抜粋:
:::::

他のゲームでのテストで、興味深い結果が得られたと伺いました。そのことについて教えてください。
JR:「フォーオナー」でトレーニングしたボットが一例です。エージェントにもっと防衛をさせたかったので、防衛のボーナス報酬を与えました。その結果、エージェントは戦いを終わらせず、延々と防御を続けました。これは面白い結果だと思いました。どのような設定をしても、どのような行動を取らせても、理屈の上では可能な限り最善の方法を学習させるということが、このプロセスでエージェントを訓練する際の主な課題だからです。生き残ること、あるいは防衛し続けることに報酬を与えれば、報酬を得るために、そうし続けるでしょう。ロボットが毎回、全プレイヤーを打ち負かすようゲームは望ましくありませんよね?楽しくなくなってしまいます。防衛のような他のタイプの行動にもインセンティブを与えて、行動にバリエーションを持たせたいと思います。

:::::

提供資料:
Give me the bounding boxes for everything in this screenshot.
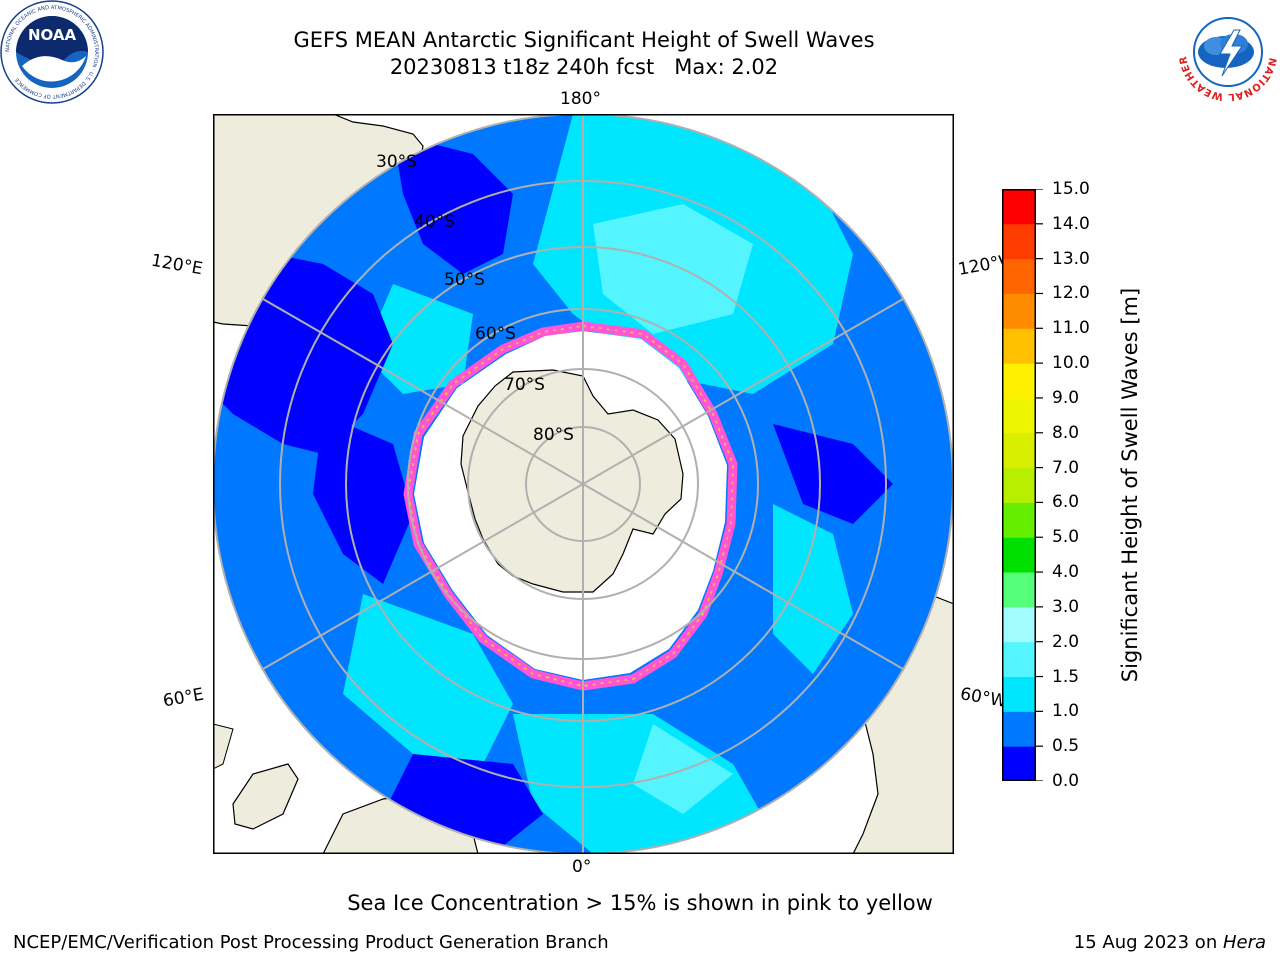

:::::

やること:
(1) 抜粋の「JR:「フォーオナー」でトレ」から「ョンを持たせたいと思います。」までを一字一句そのまま引用してください。
(2) 抜粋によると、「フォーオナー」のボットで防衛にボーナス報酬を与えたところ、エージェントはどう振る舞いましたか。
答えるときは抜粋だけを頼りにしてください。

解答:
(1)
JR:「フォーオナー」でトレーニングしたボットが一例です。エージェントにもっと防衛をさせたかったので、防衛のボーナス報酬を与えました。その結果、エージェントは戦いを終わらせず、延々と防御を続けました。これは面白い結果だと思いました。どのような設定をしても、どのような行動を取らせても、理屈の上では可能な限り最善の方法を学習させるということが、このプロセスでエージェントを訓練する際の主な課題だからです。生き残ること、あるいは防衛し続けることに報酬を与えれば、報酬を得るために、そうし続けるでしょう。ロボットが毎回、全プレイヤーを打ち負かすようゲームは望ましくありませんよね?楽しくなくなってしまいます。防衛のような他のタイプの行動にもインセンティブを与えて、行動にバリエーションを持たせたいと思います。

(2) 戦いを終わらせず、延々と防御を続けました。